▸ **What to produce**: Without the pictures, set down every record below exactly as it reads.

Dataset rows about figures
● ● ● ● ●
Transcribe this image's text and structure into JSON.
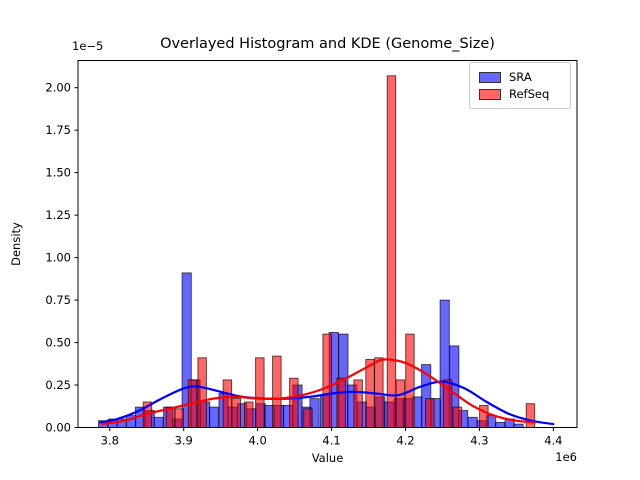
{
  "chart_data": {
    "type": "histogram+kde",
    "title": "Overlayed Histogram and KDE (Genome_Size)",
    "xlabel": "Value",
    "ylabel": "Density",
    "x_offset_label": "1e6",
    "y_offset_label": "1e−5",
    "grid": false,
    "xlim": [
      3.757,
      4.432
    ],
    "ylim": [
      0,
      2.16
    ],
    "x_ticks": [
      3.8,
      3.9,
      4.0,
      4.1,
      4.2,
      4.3,
      4.4
    ],
    "x_tick_labels": [
      "3.8",
      "3.9",
      "4.0",
      "4.1",
      "4.2",
      "4.3",
      "4.4"
    ],
    "y_ticks": [
      0,
      0.25,
      0.5,
      0.75,
      1.0,
      1.25,
      1.5,
      1.75,
      2.0
    ],
    "y_tick_labels": [
      "0.00",
      "0.25",
      "0.50",
      "0.75",
      "1.00",
      "1.25",
      "1.50",
      "1.75",
      "2.00"
    ],
    "legend": {
      "position": "upper right",
      "entries": [
        "SRA",
        "RefSeq"
      ]
    },
    "series": [
      {
        "name": "SRA",
        "color": "#0000ff",
        "alpha": 0.6,
        "bin_width": 0.0125,
        "bars": [
          [
            3.791,
            0.04
          ],
          [
            3.804,
            0.05
          ],
          [
            3.816,
            0.05
          ],
          [
            3.829,
            0.07
          ],
          [
            3.841,
            0.12
          ],
          [
            3.854,
            0.1
          ],
          [
            3.866,
            0.06
          ],
          [
            3.879,
            0.12
          ],
          [
            3.891,
            0.05
          ],
          [
            3.904,
            0.91
          ],
          [
            3.916,
            0.28
          ],
          [
            3.929,
            0.15
          ],
          [
            3.941,
            0.12
          ],
          [
            3.954,
            0.2
          ],
          [
            3.966,
            0.12
          ],
          [
            3.979,
            0.14
          ],
          [
            3.991,
            0.11
          ],
          [
            4.004,
            0.14
          ],
          [
            4.016,
            0.13
          ],
          [
            4.029,
            0.13
          ],
          [
            4.041,
            0.13
          ],
          [
            4.054,
            0.25
          ],
          [
            4.066,
            0.12
          ],
          [
            4.077,
            0.17
          ],
          [
            4.091,
            0.19
          ],
          [
            4.103,
            0.56
          ],
          [
            4.116,
            0.55
          ],
          [
            4.128,
            0.25
          ],
          [
            4.141,
            0.15
          ],
          [
            4.153,
            0.12
          ],
          [
            4.166,
            0.18
          ],
          [
            4.178,
            0.15
          ],
          [
            4.191,
            0.17
          ],
          [
            4.203,
            0.17
          ],
          [
            4.216,
            0.18
          ],
          [
            4.228,
            0.37
          ],
          [
            4.241,
            0.17
          ],
          [
            4.253,
            0.75
          ],
          [
            4.266,
            0.48
          ],
          [
            4.278,
            0.1
          ],
          [
            4.291,
            0.06
          ],
          [
            4.303,
            0.04
          ],
          [
            4.316,
            0.07
          ],
          [
            4.328,
            0.03
          ],
          [
            4.341,
            0.05
          ],
          [
            4.353,
            0.02
          ]
        ],
        "kde": [
          [
            3.787,
            0.03
          ],
          [
            3.81,
            0.05
          ],
          [
            3.84,
            0.1
          ],
          [
            3.87,
            0.17
          ],
          [
            3.9,
            0.23
          ],
          [
            3.92,
            0.24
          ],
          [
            3.95,
            0.21
          ],
          [
            3.98,
            0.18
          ],
          [
            4.01,
            0.17
          ],
          [
            4.04,
            0.17
          ],
          [
            4.07,
            0.18
          ],
          [
            4.1,
            0.2
          ],
          [
            4.13,
            0.21
          ],
          [
            4.16,
            0.2
          ],
          [
            4.19,
            0.19
          ],
          [
            4.22,
            0.24
          ],
          [
            4.25,
            0.27
          ],
          [
            4.28,
            0.23
          ],
          [
            4.31,
            0.15
          ],
          [
            4.34,
            0.08
          ],
          [
            4.37,
            0.04
          ],
          [
            4.4,
            0.02
          ]
        ]
      },
      {
        "name": "RefSeq",
        "color": "#ff0000",
        "alpha": 0.6,
        "bin_width": 0.0115,
        "bars": [
          [
            3.851,
            0.15
          ],
          [
            3.882,
            0.12
          ],
          [
            3.894,
            0.11
          ],
          [
            3.912,
            0.28
          ],
          [
            3.925,
            0.41
          ],
          [
            3.959,
            0.28
          ],
          [
            3.971,
            0.17
          ],
          [
            3.988,
            0.15
          ],
          [
            4.003,
            0.41
          ],
          [
            4.026,
            0.42
          ],
          [
            4.049,
            0.29
          ],
          [
            4.068,
            0.11
          ],
          [
            4.094,
            0.55
          ],
          [
            4.113,
            0.29
          ],
          [
            4.136,
            0.28
          ],
          [
            4.152,
            0.4
          ],
          [
            4.164,
            0.41
          ],
          [
            4.181,
            2.07
          ],
          [
            4.193,
            0.28
          ],
          [
            4.206,
            0.55
          ],
          [
            4.233,
            0.17
          ],
          [
            4.257,
            0.28
          ],
          [
            4.27,
            0.12
          ],
          [
            4.306,
            0.13
          ],
          [
            4.369,
            0.14
          ]
        ],
        "kde": [
          [
            3.79,
            0.02
          ],
          [
            3.82,
            0.04
          ],
          [
            3.85,
            0.08
          ],
          [
            3.88,
            0.11
          ],
          [
            3.91,
            0.14
          ],
          [
            3.94,
            0.17
          ],
          [
            3.97,
            0.18
          ],
          [
            4.0,
            0.17
          ],
          [
            4.03,
            0.17
          ],
          [
            4.06,
            0.19
          ],
          [
            4.09,
            0.23
          ],
          [
            4.12,
            0.29
          ],
          [
            4.15,
            0.36
          ],
          [
            4.17,
            0.4
          ],
          [
            4.2,
            0.38
          ],
          [
            4.23,
            0.31
          ],
          [
            4.26,
            0.22
          ],
          [
            4.29,
            0.13
          ],
          [
            4.32,
            0.07
          ],
          [
            4.35,
            0.04
          ],
          [
            4.375,
            0.03
          ]
        ]
      }
    ]
  }
}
● ● ● ● ●
▸ **Result**:
Transcribe this image's text and structure into JSON.
{
  "chart_data": {
    "type": "histogram+kde",
    "title": "Overlayed Histogram and KDE (Genome_Size)",
    "xlabel": "Value",
    "ylabel": "Density",
    "x_offset_label": "1e6",
    "y_offset_label": "1e−5",
    "grid": false,
    "xlim": [
      3.757,
      4.432
    ],
    "ylim": [
      0,
      2.16
    ],
    "x_ticks": [
      3.8,
      3.9,
      4.0,
      4.1,
      4.2,
      4.3,
      4.4
    ],
    "x_tick_labels": [
      "3.8",
      "3.9",
      "4.0",
      "4.1",
      "4.2",
      "4.3",
      "4.4"
    ],
    "y_ticks": [
      0,
      0.25,
      0.5,
      0.75,
      1.0,
      1.25,
      1.5,
      1.75,
      2.0
    ],
    "y_tick_labels": [
      "0.00",
      "0.25",
      "0.50",
      "0.75",
      "1.00",
      "1.25",
      "1.50",
      "1.75",
      "2.00"
    ],
    "legend": {
      "position": "upper right",
      "entries": [
        "SRA",
        "RefSeq"
      ]
    },
    "series": [
      {
        "name": "SRA",
        "color": "#0000ff",
        "alpha": 0.6,
        "bin_width": 0.0125,
        "bars": [
          [
            3.791,
            0.04
          ],
          [
            3.804,
            0.05
          ],
          [
            3.816,
            0.05
          ],
          [
            3.829,
            0.07
          ],
          [
            3.841,
            0.12
          ],
          [
            3.854,
            0.1
          ],
          [
            3.866,
            0.06
          ],
          [
            3.879,
            0.12
          ],
          [
            3.891,
            0.05
          ],
          [
            3.904,
            0.91
          ],
          [
            3.916,
            0.28
          ],
          [
            3.929,
            0.15
          ],
          [
            3.941,
            0.12
          ],
          [
            3.954,
            0.2
          ],
          [
            3.966,
            0.12
          ],
          [
            3.979,
            0.14
          ],
          [
            3.991,
            0.11
          ],
          [
            4.004,
            0.14
          ],
          [
            4.016,
            0.13
          ],
          [
            4.029,
            0.13
          ],
          [
            4.041,
            0.13
          ],
          [
            4.054,
            0.25
          ],
          [
            4.066,
            0.12
          ],
          [
            4.077,
            0.17
          ],
          [
            4.091,
            0.19
          ],
          [
            4.103,
            0.56
          ],
          [
            4.116,
            0.55
          ],
          [
            4.128,
            0.25
          ],
          [
            4.141,
            0.15
          ],
          [
            4.153,
            0.12
          ],
          [
            4.166,
            0.18
          ],
          [
            4.178,
            0.15
          ],
          [
            4.191,
            0.17
          ],
          [
            4.203,
            0.17
          ],
          [
            4.216,
            0.18
          ],
          [
            4.228,
            0.37
          ],
          [
            4.241,
            0.17
          ],
          [
            4.253,
            0.75
          ],
          [
            4.266,
            0.48
          ],
          [
            4.278,
            0.1
          ],
          [
            4.291,
            0.06
          ],
          [
            4.303,
            0.04
          ],
          [
            4.316,
            0.07
          ],
          [
            4.328,
            0.03
          ],
          [
            4.341,
            0.05
          ],
          [
            4.353,
            0.02
          ]
        ],
        "kde": [
          [
            3.787,
            0.03
          ],
          [
            3.81,
            0.05
          ],
          [
            3.84,
            0.1
          ],
          [
            3.87,
            0.17
          ],
          [
            3.9,
            0.23
          ],
          [
            3.92,
            0.24
          ],
          [
            3.95,
            0.21
          ],
          [
            3.98,
            0.18
          ],
          [
            4.01,
            0.17
          ],
          [
            4.04,
            0.17
          ],
          [
            4.07,
            0.18
          ],
          [
            4.1,
            0.2
          ],
          [
            4.13,
            0.21
          ],
          [
            4.16,
            0.2
          ],
          [
            4.19,
            0.19
          ],
          [
            4.22,
            0.24
          ],
          [
            4.25,
            0.27
          ],
          [
            4.28,
            0.23
          ],
          [
            4.31,
            0.15
          ],
          [
            4.34,
            0.08
          ],
          [
            4.37,
            0.04
          ],
          [
            4.4,
            0.02
          ]
        ]
      },
      {
        "name": "RefSeq",
        "color": "#ff0000",
        "alpha": 0.6,
        "bin_width": 0.0115,
        "bars": [
          [
            3.851,
            0.15
          ],
          [
            3.882,
            0.12
          ],
          [
            3.894,
            0.11
          ],
          [
            3.912,
            0.28
          ],
          [
            3.925,
            0.41
          ],
          [
            3.959,
            0.28
          ],
          [
            3.971,
            0.17
          ],
          [
            3.988,
            0.15
          ],
          [
            4.003,
            0.41
          ],
          [
            4.026,
            0.42
          ],
          [
            4.049,
            0.29
          ],
          [
            4.068,
            0.11
          ],
          [
            4.094,
            0.55
          ],
          [
            4.113,
            0.29
          ],
          [
            4.136,
            0.28
          ],
          [
            4.152,
            0.4
          ],
          [
            4.164,
            0.41
          ],
          [
            4.181,
            2.07
          ],
          [
            4.193,
            0.28
          ],
          [
            4.206,
            0.55
          ],
          [
            4.233,
            0.17
          ],
          [
            4.257,
            0.28
          ],
          [
            4.27,
            0.12
          ],
          [
            4.306,
            0.13
          ],
          [
            4.369,
            0.14
          ]
        ],
        "kde": [
          [
            3.79,
            0.02
          ],
          [
            3.82,
            0.04
          ],
          [
            3.85,
            0.08
          ],
          [
            3.88,
            0.11
          ],
          [
            3.91,
            0.14
          ],
          [
            3.94,
            0.17
          ],
          [
            3.97,
            0.18
          ],
          [
            4.0,
            0.17
          ],
          [
            4.03,
            0.17
          ],
          [
            4.06,
            0.19
          ],
          [
            4.09,
            0.23
          ],
          [
            4.12,
            0.29
          ],
          [
            4.15,
            0.36
          ],
          [
            4.17,
            0.4
          ],
          [
            4.2,
            0.38
          ],
          [
            4.23,
            0.31
          ],
          [
            4.26,
            0.22
          ],
          [
            4.29,
            0.13
          ],
          [
            4.32,
            0.07
          ],
          [
            4.35,
            0.04
          ],
          [
            4.375,
            0.03
          ]
        ]
      }
    ]
  }
}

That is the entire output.